**Data rows**
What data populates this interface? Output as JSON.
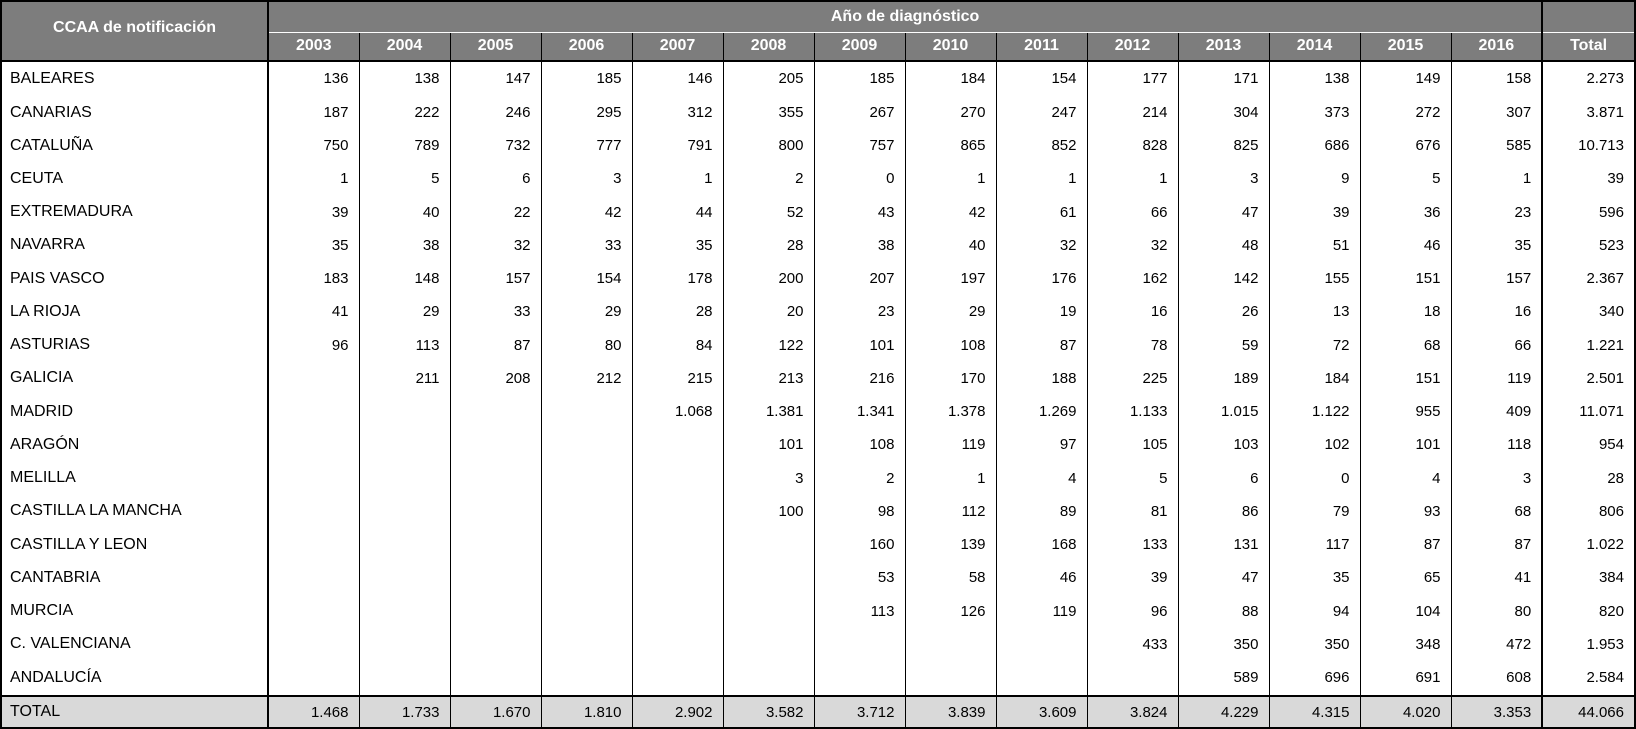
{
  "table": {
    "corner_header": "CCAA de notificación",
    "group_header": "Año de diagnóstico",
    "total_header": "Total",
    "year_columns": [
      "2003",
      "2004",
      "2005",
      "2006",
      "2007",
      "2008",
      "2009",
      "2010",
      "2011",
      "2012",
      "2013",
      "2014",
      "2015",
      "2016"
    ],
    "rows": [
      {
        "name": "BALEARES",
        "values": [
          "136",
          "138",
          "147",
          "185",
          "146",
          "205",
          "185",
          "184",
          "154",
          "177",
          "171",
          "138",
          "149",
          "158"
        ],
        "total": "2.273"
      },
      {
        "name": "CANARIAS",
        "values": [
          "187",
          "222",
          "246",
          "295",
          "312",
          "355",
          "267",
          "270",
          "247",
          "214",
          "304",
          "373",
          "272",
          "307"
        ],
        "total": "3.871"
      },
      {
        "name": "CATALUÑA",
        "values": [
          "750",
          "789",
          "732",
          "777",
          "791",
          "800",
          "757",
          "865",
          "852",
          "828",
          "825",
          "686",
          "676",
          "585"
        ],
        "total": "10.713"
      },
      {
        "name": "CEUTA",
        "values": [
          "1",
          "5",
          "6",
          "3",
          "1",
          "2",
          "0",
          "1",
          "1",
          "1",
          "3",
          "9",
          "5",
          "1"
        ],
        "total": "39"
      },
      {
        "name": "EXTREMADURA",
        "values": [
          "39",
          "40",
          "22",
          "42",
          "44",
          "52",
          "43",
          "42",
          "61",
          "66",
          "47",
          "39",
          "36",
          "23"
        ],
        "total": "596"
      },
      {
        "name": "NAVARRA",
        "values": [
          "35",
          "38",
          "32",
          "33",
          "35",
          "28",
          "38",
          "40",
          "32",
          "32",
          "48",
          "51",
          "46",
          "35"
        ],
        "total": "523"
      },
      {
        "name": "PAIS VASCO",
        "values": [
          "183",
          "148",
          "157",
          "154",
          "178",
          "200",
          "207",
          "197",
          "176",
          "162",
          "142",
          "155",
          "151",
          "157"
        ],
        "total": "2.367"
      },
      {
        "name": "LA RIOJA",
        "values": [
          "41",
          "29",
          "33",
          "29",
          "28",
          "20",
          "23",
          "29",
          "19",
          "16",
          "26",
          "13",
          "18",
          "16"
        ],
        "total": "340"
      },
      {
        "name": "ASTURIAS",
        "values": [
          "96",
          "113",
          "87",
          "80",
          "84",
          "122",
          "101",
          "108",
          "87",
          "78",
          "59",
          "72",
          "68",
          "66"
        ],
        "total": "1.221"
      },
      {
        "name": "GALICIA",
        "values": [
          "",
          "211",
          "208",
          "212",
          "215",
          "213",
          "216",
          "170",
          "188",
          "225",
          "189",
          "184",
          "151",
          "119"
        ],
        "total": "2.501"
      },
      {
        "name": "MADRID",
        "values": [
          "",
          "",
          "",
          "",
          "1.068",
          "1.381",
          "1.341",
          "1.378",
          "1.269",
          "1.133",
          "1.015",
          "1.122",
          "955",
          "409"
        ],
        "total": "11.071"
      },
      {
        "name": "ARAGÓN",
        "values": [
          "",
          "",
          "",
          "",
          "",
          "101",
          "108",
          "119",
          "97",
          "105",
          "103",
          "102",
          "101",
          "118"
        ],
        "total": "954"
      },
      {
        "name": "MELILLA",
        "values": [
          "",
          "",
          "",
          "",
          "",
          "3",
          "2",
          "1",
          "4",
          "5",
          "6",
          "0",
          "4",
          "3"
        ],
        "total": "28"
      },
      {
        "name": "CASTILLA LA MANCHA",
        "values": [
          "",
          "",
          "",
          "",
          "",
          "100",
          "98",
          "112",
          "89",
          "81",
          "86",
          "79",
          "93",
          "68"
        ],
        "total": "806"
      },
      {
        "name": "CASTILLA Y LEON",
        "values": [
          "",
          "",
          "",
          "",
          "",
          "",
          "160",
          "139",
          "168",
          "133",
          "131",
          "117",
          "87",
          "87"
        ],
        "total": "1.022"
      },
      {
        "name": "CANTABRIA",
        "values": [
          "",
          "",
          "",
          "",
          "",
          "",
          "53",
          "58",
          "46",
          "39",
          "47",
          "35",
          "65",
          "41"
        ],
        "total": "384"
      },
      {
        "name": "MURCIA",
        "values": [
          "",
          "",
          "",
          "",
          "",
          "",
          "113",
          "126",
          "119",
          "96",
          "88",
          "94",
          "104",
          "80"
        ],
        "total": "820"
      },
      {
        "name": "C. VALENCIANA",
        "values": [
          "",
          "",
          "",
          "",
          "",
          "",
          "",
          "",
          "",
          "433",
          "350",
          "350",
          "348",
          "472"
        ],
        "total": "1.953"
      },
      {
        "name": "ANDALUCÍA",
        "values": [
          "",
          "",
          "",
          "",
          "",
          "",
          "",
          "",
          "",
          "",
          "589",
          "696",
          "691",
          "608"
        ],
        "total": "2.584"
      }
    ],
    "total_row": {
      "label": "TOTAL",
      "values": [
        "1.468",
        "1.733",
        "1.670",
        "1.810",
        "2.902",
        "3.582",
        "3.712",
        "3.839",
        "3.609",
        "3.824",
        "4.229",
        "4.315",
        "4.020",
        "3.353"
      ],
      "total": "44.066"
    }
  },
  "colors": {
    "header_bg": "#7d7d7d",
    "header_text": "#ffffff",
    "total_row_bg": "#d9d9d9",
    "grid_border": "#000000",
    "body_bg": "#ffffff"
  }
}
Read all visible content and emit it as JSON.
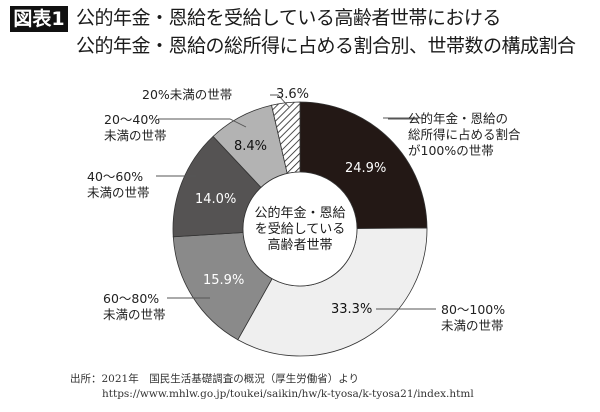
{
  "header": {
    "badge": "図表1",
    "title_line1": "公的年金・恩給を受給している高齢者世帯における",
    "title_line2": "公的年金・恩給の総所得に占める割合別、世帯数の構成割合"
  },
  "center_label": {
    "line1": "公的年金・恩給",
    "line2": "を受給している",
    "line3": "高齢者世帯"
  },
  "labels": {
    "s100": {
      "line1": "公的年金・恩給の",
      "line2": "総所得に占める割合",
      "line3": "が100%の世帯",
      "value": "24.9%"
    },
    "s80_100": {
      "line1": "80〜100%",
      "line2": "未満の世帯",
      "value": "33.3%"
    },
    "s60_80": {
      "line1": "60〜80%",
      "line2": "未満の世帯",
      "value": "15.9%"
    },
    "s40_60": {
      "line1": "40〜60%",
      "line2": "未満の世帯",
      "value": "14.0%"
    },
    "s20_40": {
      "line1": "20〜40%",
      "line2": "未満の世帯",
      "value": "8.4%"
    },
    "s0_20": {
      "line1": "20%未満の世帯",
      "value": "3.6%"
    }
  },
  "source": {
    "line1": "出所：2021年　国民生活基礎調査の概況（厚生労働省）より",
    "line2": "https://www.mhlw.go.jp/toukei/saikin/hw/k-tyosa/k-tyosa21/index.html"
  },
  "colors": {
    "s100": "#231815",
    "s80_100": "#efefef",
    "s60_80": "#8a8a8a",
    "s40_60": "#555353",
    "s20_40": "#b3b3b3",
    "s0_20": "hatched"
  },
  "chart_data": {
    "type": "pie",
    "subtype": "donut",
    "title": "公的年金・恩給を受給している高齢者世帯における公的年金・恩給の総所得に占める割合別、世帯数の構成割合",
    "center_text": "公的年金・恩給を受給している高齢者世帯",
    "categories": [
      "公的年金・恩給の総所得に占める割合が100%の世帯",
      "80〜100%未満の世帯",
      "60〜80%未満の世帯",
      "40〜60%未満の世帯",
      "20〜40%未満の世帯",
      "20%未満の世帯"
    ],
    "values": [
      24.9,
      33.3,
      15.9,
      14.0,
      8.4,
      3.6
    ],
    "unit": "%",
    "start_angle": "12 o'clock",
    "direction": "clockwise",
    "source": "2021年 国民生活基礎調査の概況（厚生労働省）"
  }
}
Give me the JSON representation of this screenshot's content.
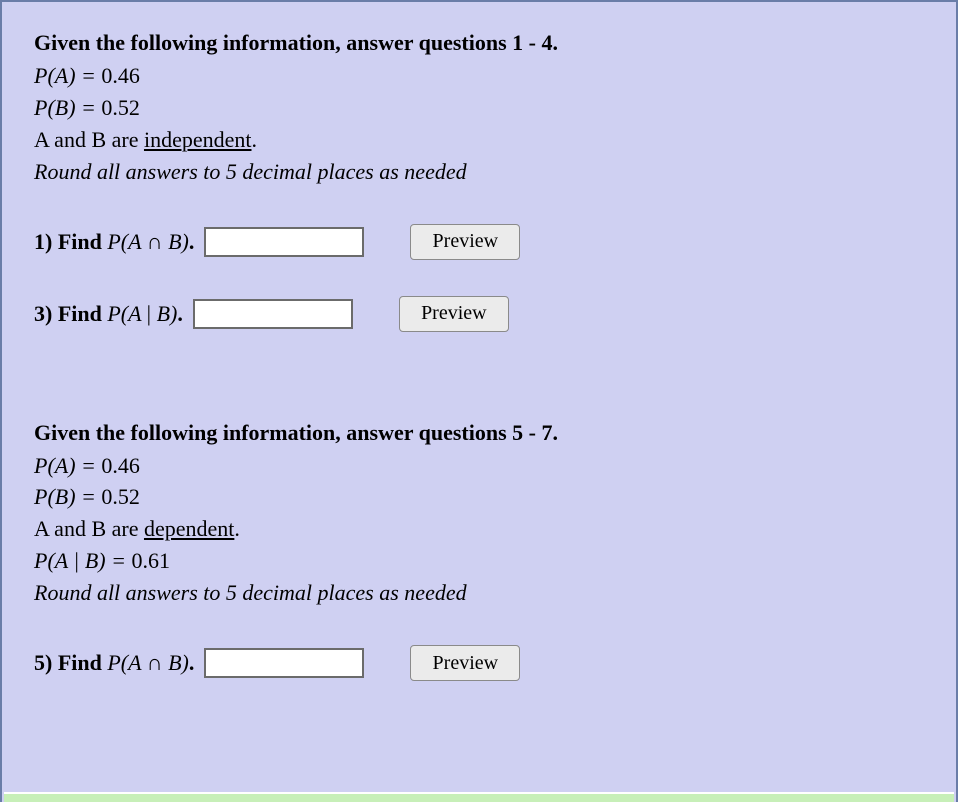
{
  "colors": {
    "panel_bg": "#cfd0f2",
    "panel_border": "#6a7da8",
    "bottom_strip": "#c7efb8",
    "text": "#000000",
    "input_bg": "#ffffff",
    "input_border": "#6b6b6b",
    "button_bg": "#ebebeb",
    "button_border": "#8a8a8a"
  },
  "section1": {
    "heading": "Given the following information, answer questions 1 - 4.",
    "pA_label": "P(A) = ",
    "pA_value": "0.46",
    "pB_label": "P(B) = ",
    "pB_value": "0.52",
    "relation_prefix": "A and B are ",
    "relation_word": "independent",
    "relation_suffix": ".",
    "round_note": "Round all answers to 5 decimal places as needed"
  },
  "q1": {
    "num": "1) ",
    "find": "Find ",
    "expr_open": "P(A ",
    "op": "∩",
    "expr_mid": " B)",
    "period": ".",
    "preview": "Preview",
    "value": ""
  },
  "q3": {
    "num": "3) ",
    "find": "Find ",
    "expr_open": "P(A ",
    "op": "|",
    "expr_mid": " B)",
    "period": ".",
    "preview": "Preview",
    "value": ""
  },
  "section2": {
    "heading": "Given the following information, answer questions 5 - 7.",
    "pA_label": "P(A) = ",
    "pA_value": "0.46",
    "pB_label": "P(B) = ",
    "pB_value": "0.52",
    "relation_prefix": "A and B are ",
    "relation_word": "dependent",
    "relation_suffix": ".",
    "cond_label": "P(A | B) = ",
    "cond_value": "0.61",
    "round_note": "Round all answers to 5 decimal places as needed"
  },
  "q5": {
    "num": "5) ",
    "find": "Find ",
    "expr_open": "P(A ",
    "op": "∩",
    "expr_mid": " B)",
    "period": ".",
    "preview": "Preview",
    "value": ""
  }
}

**Work required**
Extract, word for word, each line from the one that contains "Give me the" through the final line of the data above. Leave the pictures out.

**The response**
Give me the JSON representation of this screenshot's content.
{
  "colors": {
    "panel_bg": "#cfd0f2",
    "panel_border": "#6a7da8",
    "bottom_strip": "#c7efb8",
    "text": "#000000",
    "input_bg": "#ffffff",
    "input_border": "#6b6b6b",
    "button_bg": "#ebebeb",
    "button_border": "#8a8a8a"
  },
  "section1": {
    "heading": "Given the following information, answer questions 1 - 4.",
    "pA_label": "P(A) = ",
    "pA_value": "0.46",
    "pB_label": "P(B) = ",
    "pB_value": "0.52",
    "relation_prefix": "A and B are ",
    "relation_word": "independent",
    "relation_suffix": ".",
    "round_note": "Round all answers to 5 decimal places as needed"
  },
  "q1": {
    "num": "1) ",
    "find": "Find ",
    "expr_open": "P(A ",
    "op": "∩",
    "expr_mid": " B)",
    "period": ".",
    "preview": "Preview",
    "value": ""
  },
  "q3": {
    "num": "3) ",
    "find": "Find ",
    "expr_open": "P(A ",
    "op": "|",
    "expr_mid": " B)",
    "period": ".",
    "preview": "Preview",
    "value": ""
  },
  "section2": {
    "heading": "Given the following information, answer questions 5 - 7.",
    "pA_label": "P(A) = ",
    "pA_value": "0.46",
    "pB_label": "P(B) = ",
    "pB_value": "0.52",
    "relation_prefix": "A and B are ",
    "relation_word": "dependent",
    "relation_suffix": ".",
    "cond_label": "P(A | B) = ",
    "cond_value": "0.61",
    "round_note": "Round all answers to 5 decimal places as needed"
  },
  "q5": {
    "num": "5) ",
    "find": "Find ",
    "expr_open": "P(A ",
    "op": "∩",
    "expr_mid": " B)",
    "period": ".",
    "preview": "Preview",
    "value": ""
  }
}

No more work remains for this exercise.